# Texte fourni
▼

Olivier Longre revient avec un second album comme une interrogation du passé. Fruit de la découverte fortuite de la correspondance de ses arrière-grands-parents durant la première guerre mondiale.
La musique peut-elle interroger la mémoire ? Peut-elle faire office de témoignage ? Peut-elle ramener à la surface un univers, une époque, des personnes ? C’est un peu la question que se pose Olivier Longre dans son second album solo, Lettre à Jeanne.
A travers ces onze vignettes pour la plupart instrumentales, c’est la boue des tranchées de 14 que l’on ressent, l’amour d’un soldat pour sa fiancée loin du front. A des années lumières du Ypres des Tindersticks, tout en ombres, c’est la vie qui s’exprime dans cette Lettre à Jeanne.
Vous ne connaissez pas Olivier Longre et vous avez bien tort. Auteur d’Antique Melodies sorti en 2013 mais également collaborant de manière régulière avec Amélie Les Crayons, Olivier Longre sait à partir de peu constituer des scènes si évocatrices que les images passent devant vos yeux comme une lanterne magique qui n’en finirait pas de tourner.
Il y a du Olivier Longre dans Amélie Les Crayons et il y a du Amélie Les Crayons chez Olivier Longre.

▲

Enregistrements
▼

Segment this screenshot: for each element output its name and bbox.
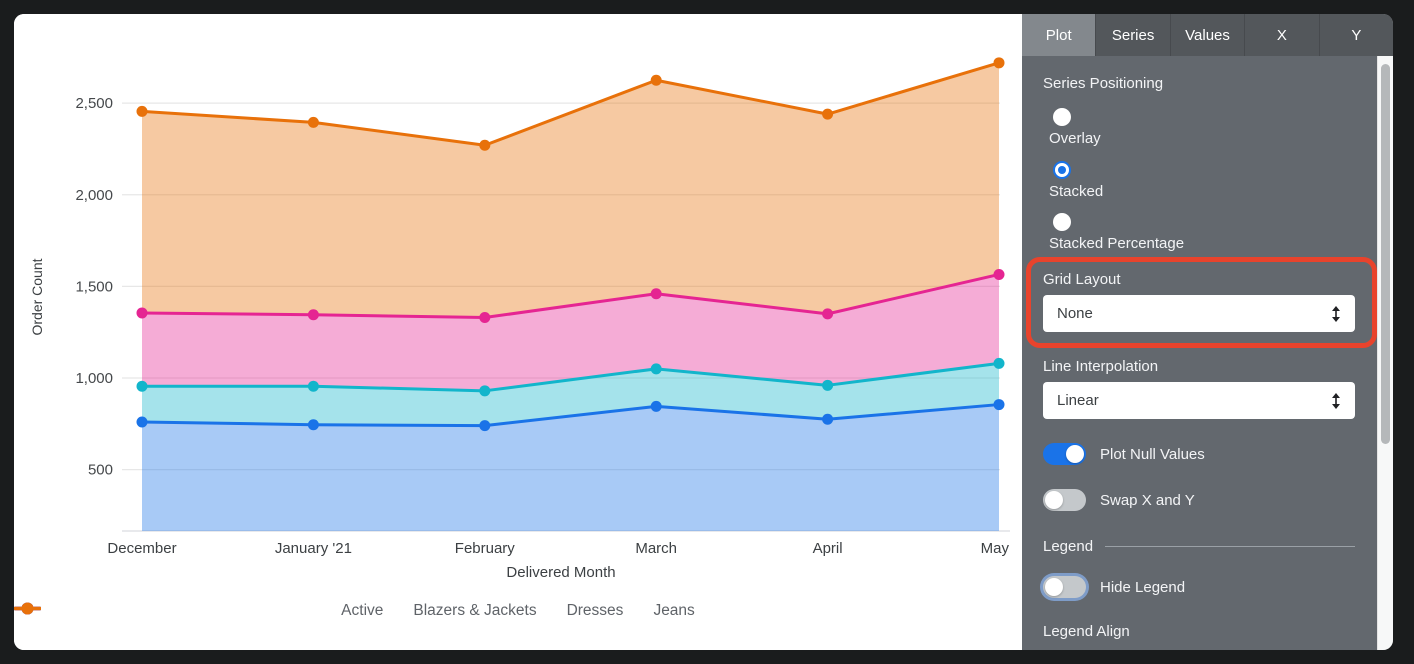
legend-section-title: Legend <box>1043 538 1094 555</box>
data-point <box>822 108 834 120</box>
data-point <box>136 416 148 428</box>
grid-layout-value: None <box>1057 305 1093 322</box>
data-point <box>479 312 491 324</box>
hide-legend-row: Hide Legend <box>1043 576 1185 598</box>
x-tick-label: March <box>635 540 677 557</box>
radio-button[interactable] <box>1053 213 1071 231</box>
grid-layout-select[interactable]: None <box>1043 295 1355 332</box>
grid-layout-label: Grid Layout <box>1043 271 1121 288</box>
data-point <box>136 307 148 319</box>
y-tick-label: 500 <box>88 462 113 479</box>
legend-label: Active <box>341 602 384 619</box>
data-point <box>136 380 148 392</box>
data-point <box>822 379 834 391</box>
area-band-blazers-jackets <box>142 363 999 426</box>
data-point <box>822 308 834 320</box>
line-interpolation-label: Line Interpolation <box>1043 358 1159 375</box>
swap-x-and-y-toggle[interactable] <box>1043 489 1086 511</box>
data-point <box>136 105 148 117</box>
data-point <box>650 288 662 300</box>
radio-label: Stacked Percentage <box>1049 235 1185 252</box>
legend-label: Dresses <box>566 602 624 619</box>
y-axis-title: Order Count <box>29 258 45 335</box>
section-divider <box>1105 546 1355 547</box>
area-band-dresses <box>142 274 999 391</box>
data-point <box>993 57 1005 69</box>
x-tick-label: April <box>813 540 843 557</box>
x-tick-label: December <box>107 540 176 557</box>
y-tick-label: 2,000 <box>75 187 113 204</box>
x-tick-label: January '21 <box>275 540 352 557</box>
tab-y[interactable]: Y <box>1318 14 1393 56</box>
tab-values[interactable]: Values <box>1169 14 1244 56</box>
data-point <box>993 357 1005 369</box>
updown-arrows-icon <box>1332 392 1340 409</box>
panel-tabs: Plot Series Values X Y <box>1022 14 1393 56</box>
settings-panel: Plot Series Values X Y Series Positioning Ov… <box>1022 14 1393 650</box>
radio-label: Stacked <box>1049 183 1104 200</box>
legend-item-dresses: Dresses <box>14 602 624 620</box>
legend-align-label: Legend Align <box>1043 623 1130 640</box>
panel-scrollbar[interactable] <box>1377 56 1393 650</box>
radio-option-overlay: Overlay <box>1043 108 1101 147</box>
series-line-dresses <box>141 273 1000 320</box>
series-line-active <box>141 403 1000 428</box>
series-positioning-label: Series Positioning <box>1043 75 1164 92</box>
swap-x-and-y-label: Swap X and Y <box>1100 491 1195 509</box>
x-tick-label: May <box>981 540 1010 557</box>
line-interpolation-select[interactable]: Linear <box>1043 382 1355 419</box>
x-tick-label: February <box>455 540 516 557</box>
radio-option-stacked: Stacked <box>1043 161 1103 200</box>
data-point <box>307 380 319 392</box>
data-point <box>822 413 834 425</box>
radio-label: Overlay <box>1049 130 1101 147</box>
radio-button[interactable] <box>1053 161 1071 179</box>
data-point <box>307 419 319 431</box>
legend-item-active: Active <box>14 602 384 620</box>
updown-arrows-icon <box>1332 305 1340 322</box>
chart-pane: 500 1,000 1,500 2,000 2,500 December January '… <box>14 14 1022 650</box>
hide-legend-toggle[interactable] <box>1043 576 1086 598</box>
legend-section-header: Legend <box>1043 538 1377 555</box>
legend-item-jeans: Jeans <box>14 602 695 620</box>
panel-scrollbar-thumb[interactable] <box>1381 64 1390 444</box>
tab-series[interactable]: Series <box>1095 14 1169 56</box>
radio-option-stacked-percentage: Stacked Percentage <box>1043 213 1184 252</box>
radio-button[interactable] <box>1053 108 1071 126</box>
app-window: 500 1,000 1,500 2,000 2,500 December January '… <box>14 14 1393 650</box>
x-axis-title: Delivered Month <box>506 564 615 581</box>
data-point <box>479 420 491 432</box>
tab-x[interactable]: X <box>1244 14 1318 56</box>
data-point <box>993 399 1005 411</box>
series-line-jeans <box>141 61 1000 147</box>
data-point <box>650 400 662 412</box>
stacked-area-chart: 500 1,000 1,500 2,000 2,500 December January '… <box>29 57 1010 581</box>
data-point <box>307 116 319 128</box>
swap-x-y-row: Swap X and Y <box>1043 489 1195 511</box>
series-line-blazers-jackets <box>142 361 1000 393</box>
plot-null-values-row: Plot Null Values <box>1043 443 1205 465</box>
area-band-jeans <box>142 62 999 318</box>
area-band-active <box>142 404 999 531</box>
data-point <box>479 139 491 151</box>
plot-null-values-label: Plot Null Values <box>1100 445 1205 463</box>
y-tick-label: 2,500 <box>75 95 113 112</box>
data-point <box>993 268 1005 280</box>
legend-label: Jeans <box>653 602 695 619</box>
hide-legend-label: Hide Legend <box>1100 578 1186 596</box>
data-point <box>479 385 491 397</box>
chart-legend: Active Blazers & Jackets Dresses Jeans <box>14 602 1022 620</box>
legend-item-blazers-jackets: Blazers & Jackets <box>14 602 537 620</box>
legend-label: Blazers & Jackets <box>413 602 537 619</box>
plot-null-values-toggle[interactable] <box>1043 443 1086 465</box>
data-point <box>307 309 319 321</box>
line-interpolation-value: Linear <box>1057 392 1099 409</box>
legend-marker-icon <box>14 602 41 615</box>
data-point <box>650 74 662 86</box>
tab-plot[interactable]: Plot <box>1022 14 1096 56</box>
y-tick-label: 1,000 <box>75 370 113 387</box>
y-tick-label: 1,500 <box>75 278 113 295</box>
data-point <box>650 363 662 375</box>
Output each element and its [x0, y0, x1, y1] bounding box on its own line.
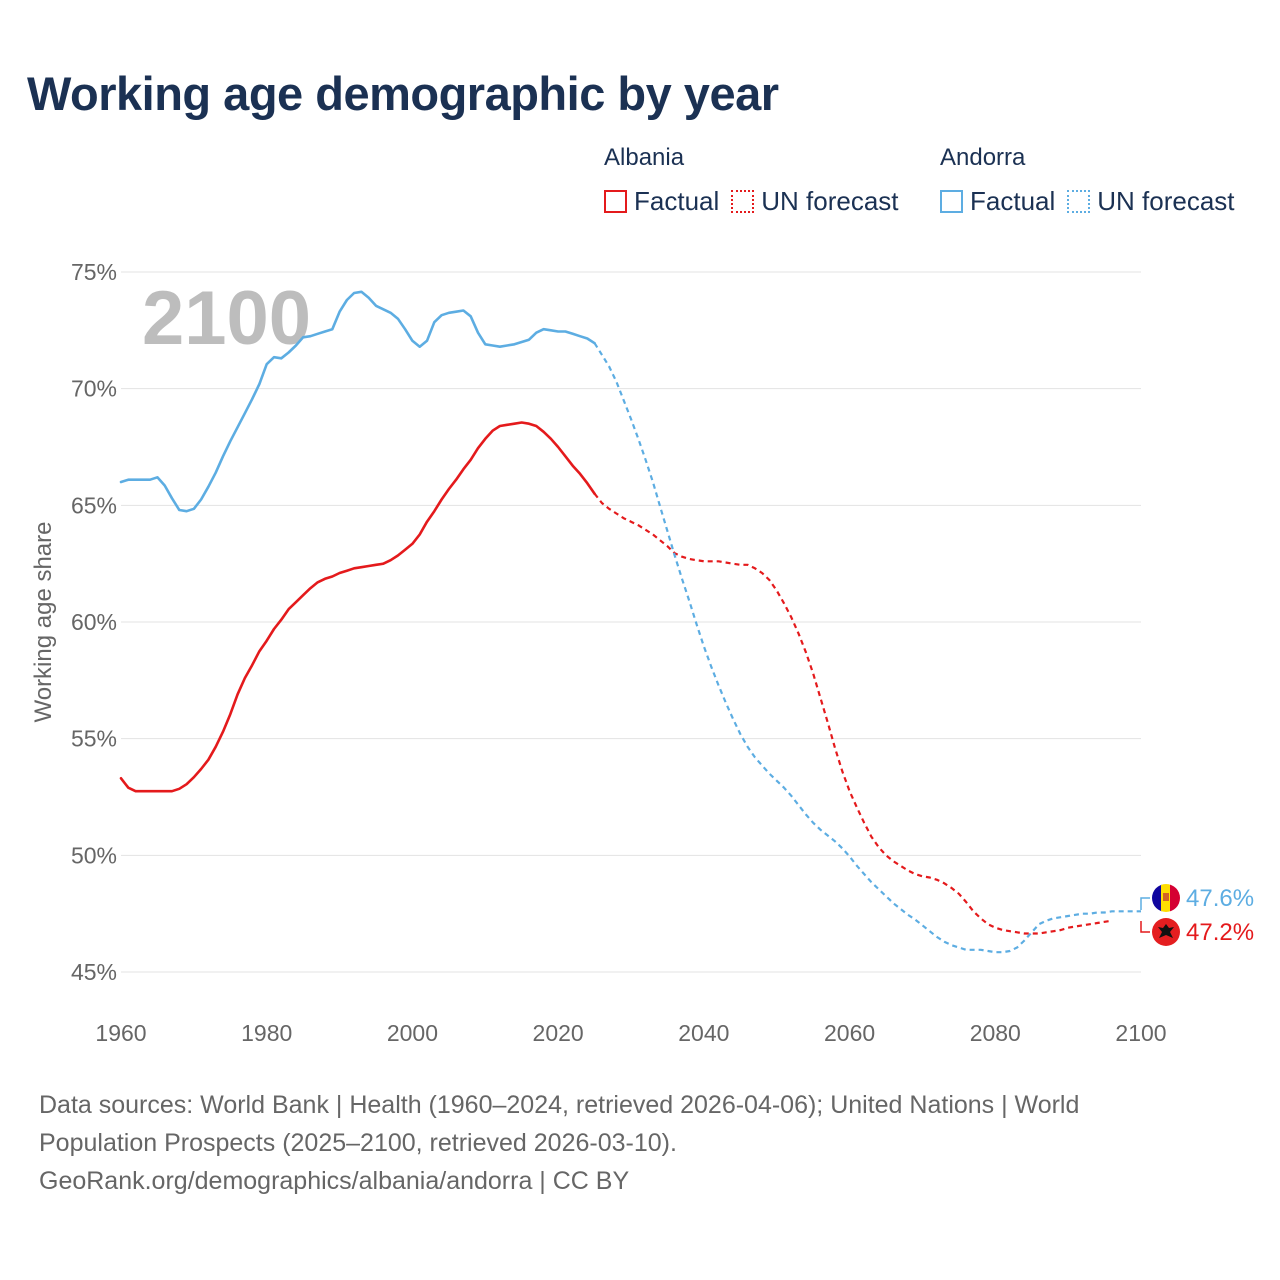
legend-andorra-forecast[interactable]: UN forecast: [1067, 186, 1235, 217]
source-attribution: GeoRank.org/demographics/albania/andorra…: [39, 1167, 630, 1195]
x-tick-label: 2040: [678, 1020, 729, 1046]
chart-title: Working age demographic by year: [27, 67, 779, 120]
source-line: Data sources: World Bank | Health (1960–…: [39, 1091, 1080, 1119]
x-tick-label: 2060: [824, 1020, 875, 1046]
legend-label: UN forecast: [761, 186, 899, 216]
y-tick-label: 45%: [71, 959, 117, 985]
source-note: Data sources: World Bank | Health (1960–…: [39, 1086, 1239, 1200]
legend-albania: Albania Factual UN forecast: [604, 144, 911, 217]
legend-label: Factual: [634, 186, 720, 216]
y-tick-label: 50%: [71, 842, 117, 868]
legend-albania-factual[interactable]: Factual: [604, 186, 719, 217]
x-tick-label: 1980: [241, 1020, 292, 1046]
legend-swatch-solid-icon: [604, 190, 627, 213]
y-tick-label: 65%: [71, 492, 117, 518]
andorra-end-label: 47.6%: [1186, 885, 1254, 912]
legend-swatch-solid-icon: [940, 190, 963, 213]
legend-label: Factual: [970, 186, 1056, 216]
legend-country-andorra: Andorra: [940, 144, 1026, 171]
x-tick-label: 2000: [387, 1020, 438, 1046]
legend-andorra-factual[interactable]: Factual: [940, 186, 1055, 217]
source-line: Population Prospects (2025–2100, retriev…: [39, 1129, 677, 1157]
albania-factual-line[interactable]: [119, 421, 596, 793]
legend-label: UN forecast: [1097, 186, 1235, 216]
albania-end-label: 47.2%: [1186, 919, 1254, 946]
legend-country-albania: Albania: [604, 144, 685, 171]
albania-flag-icon: [1152, 918, 1180, 946]
y-tick-label: 55%: [71, 726, 117, 752]
y-tick-label: 60%: [71, 609, 117, 635]
andorra-forecast-line[interactable]: [593, 342, 1141, 954]
y-tick-label: 70%: [71, 376, 117, 402]
legend-andorra: Andorra Factual UN forecast: [940, 144, 1247, 217]
legend-swatch-dotted-icon: [731, 190, 755, 213]
albania-connector: [1140, 921, 1150, 933]
x-tick-label: 2100: [1115, 1020, 1166, 1046]
x-tick-label: 2080: [970, 1020, 1021, 1046]
line-chart: 2100 45% 50% 55% 60% 65% 70% 75% 1960 1980 2000 20…: [30, 259, 1254, 1046]
end-labels: 47.6% 47.2%: [1140, 884, 1254, 946]
andorra-factual-line[interactable]: [119, 290, 596, 513]
x-tick-label: 1960: [95, 1020, 146, 1046]
legend-albania-forecast[interactable]: UN forecast: [731, 186, 899, 217]
andorra-connector: [1140, 897, 1150, 910]
axis-ticks: 45% 50% 55% 60% 65% 70% 75% 1960 1980 2000 2020 204…: [71, 259, 1167, 1046]
legend-swatch-dotted-icon: [1067, 190, 1091, 213]
albania-forecast-line[interactable]: [593, 493, 1113, 935]
y-axis-title: Working age share: [30, 522, 57, 723]
andorra-flag-icon: [1152, 884, 1180, 912]
y-tick-label: 75%: [71, 259, 117, 285]
series: [119, 290, 1141, 954]
grid: [121, 271, 1141, 973]
x-tick-label: 2020: [533, 1020, 584, 1046]
year-overlay: 2100: [142, 276, 311, 361]
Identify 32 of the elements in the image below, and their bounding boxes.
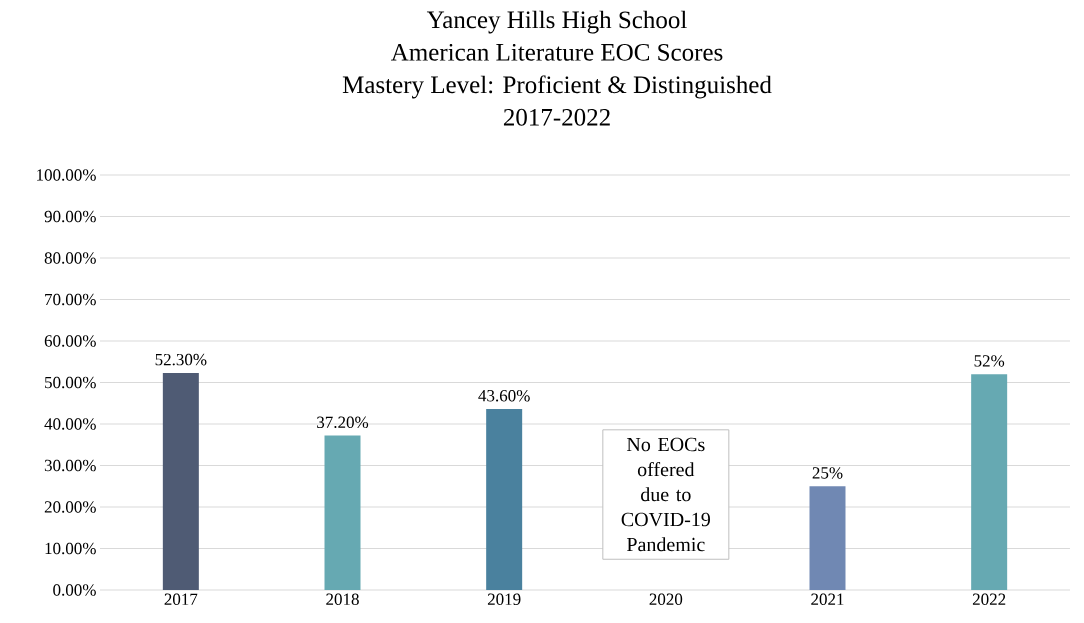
y-tick-label: 80.00% bbox=[44, 252, 96, 264]
data-label: 52% bbox=[974, 355, 1005, 367]
x-tick-label: 2018 bbox=[326, 593, 359, 605]
chart-title: Yancey Hills High School bbox=[426, 10, 687, 34]
x-tick-label: 2017 bbox=[164, 593, 198, 605]
x-tick-label: 2021 bbox=[811, 593, 844, 605]
text: 2017-2022 bbox=[503, 108, 610, 126]
y-tick-label: 60.00% bbox=[44, 335, 96, 347]
y-tick-label: 70.00% bbox=[45, 293, 96, 306]
text: Mastery Level: Proficient & Distinguished bbox=[342, 75, 772, 99]
y-tick-label: 0.00% bbox=[53, 584, 96, 596]
data-label: 43.60% bbox=[478, 389, 530, 402]
x-tick-label: 2019 bbox=[487, 593, 521, 605]
y-tick-label: 100.00% bbox=[37, 169, 96, 181]
bar bbox=[324, 435, 361, 590]
x-tick-label: 2020 bbox=[649, 593, 683, 605]
data-label: 52.30% bbox=[155, 353, 207, 366]
x-tick-label: 2022 bbox=[972, 593, 1006, 605]
data-label: 25% bbox=[812, 467, 843, 479]
y-tick-label: 10.00% bbox=[45, 542, 96, 555]
annotation: No EOCs offered due to COVID-19 Pandemic bbox=[621, 437, 710, 552]
y-tick-label: 50.00% bbox=[45, 376, 96, 389]
y-tick-label: 30.00% bbox=[44, 459, 96, 472]
bar bbox=[971, 374, 1008, 590]
chart-subtitle: American Literature EOC Scores bbox=[391, 43, 723, 61]
y-tick-label: 90.00% bbox=[44, 210, 96, 223]
bar bbox=[162, 372, 199, 590]
y-tick-label: 20.00% bbox=[44, 501, 96, 513]
y-tick-label: 40.00% bbox=[44, 418, 96, 430]
bar bbox=[809, 486, 846, 590]
bar bbox=[486, 409, 523, 590]
data-label: 37.20% bbox=[317, 416, 369, 429]
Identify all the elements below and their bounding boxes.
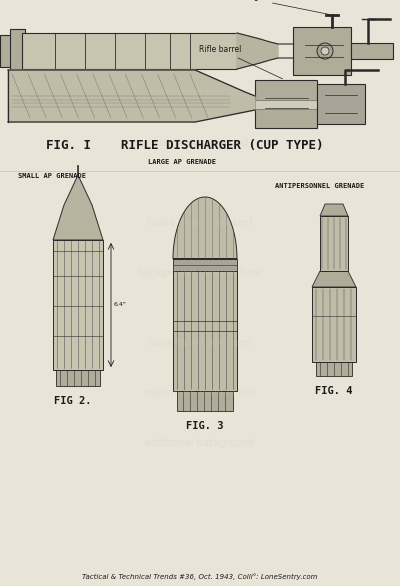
Bar: [56, 370, 100, 386]
Text: FIG 2.: FIG 2.: [54, 396, 92, 406]
Bar: [22, 33, 237, 69]
Text: FIG. 4: FIG. 4: [315, 386, 353, 396]
Bar: [255, 100, 317, 109]
Polygon shape: [173, 197, 237, 259]
Text: Tactical & Technical Trends #36, Oct. 1943, Colli°: LoneSentry.com: Tactical & Technical Trends #36, Oct. 19…: [82, 573, 318, 580]
Text: SMALL AP GRENADE: SMALL AP GRENADE: [18, 173, 86, 179]
Bar: [173, 271, 237, 391]
Polygon shape: [8, 70, 255, 122]
Bar: [312, 287, 356, 362]
Bar: [351, 43, 393, 59]
Polygon shape: [320, 204, 348, 216]
Bar: [173, 259, 237, 271]
Bar: [255, 80, 317, 128]
Text: FIG. I    RIFLE DISCHARGER (CUP TYPE): FIG. I RIFLE DISCHARGER (CUP TYPE): [46, 139, 324, 152]
Text: additional background: additional background: [145, 438, 255, 448]
Bar: [177, 391, 233, 411]
Text: Rifle barrel: Rifle barrel: [199, 45, 282, 79]
Circle shape: [321, 47, 329, 55]
Text: watermark overlay text: watermark overlay text: [143, 388, 257, 398]
Polygon shape: [53, 175, 103, 240]
Bar: [320, 216, 348, 271]
Text: Rifle foresight: Rifle foresight: [213, 0, 329, 15]
Circle shape: [317, 43, 333, 59]
Bar: [316, 362, 352, 376]
Text: background content here: background content here: [138, 268, 262, 278]
Text: material in this issue: material in this issue: [149, 88, 251, 98]
Text: more faded text here: more faded text here: [148, 338, 252, 348]
Text: FIG. 3: FIG. 3: [186, 421, 224, 431]
Polygon shape: [312, 271, 356, 287]
Bar: [317, 84, 365, 124]
Bar: [53, 240, 103, 370]
Bar: [0, 35, 12, 67]
Text: some background faded text: some background faded text: [130, 138, 270, 148]
Text: 6.4": 6.4": [114, 302, 127, 308]
Text: LARGE AP GRENADE: LARGE AP GRENADE: [148, 159, 216, 165]
Bar: [10, 29, 25, 73]
Text: faded watermark text: faded watermark text: [147, 218, 253, 228]
Polygon shape: [237, 33, 278, 69]
Bar: [293, 27, 351, 75]
Text: ANTIPERSONNEL GRENADE: ANTIPERSONNEL GRENADE: [275, 183, 364, 189]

▲

# Exercice
Recopiez fidèlement un passage du texte sur l'album Lettre à Jeanne : commencez aux mots « A travers ces » et arrêtez-vous après « pas de tourner. ».

# Corrigé détaillé
A travers ces onze vignettes pour la plupart instrumentales, c’est la boue des tranchées de 14 que l’on ressent, l’amour d’un soldat pour sa fiancée loin du front. A des années lumières du Ypres des Tindersticks, tout en ombres, c’est la vie qui s’exprime dans cette Lettre à Jeanne.
Vous ne connaissez pas Olivier Longre et vous avez bien tort. Auteur d’Antique Melodies sorti en 2013 mais également collaborant de manière régulière avec Amélie Les Crayons, Olivier Longre sait à partir de peu constituer des scènes si évocatrices que les images passent devant vos yeux comme une lanterne magique qui n’en finirait pas de tourner.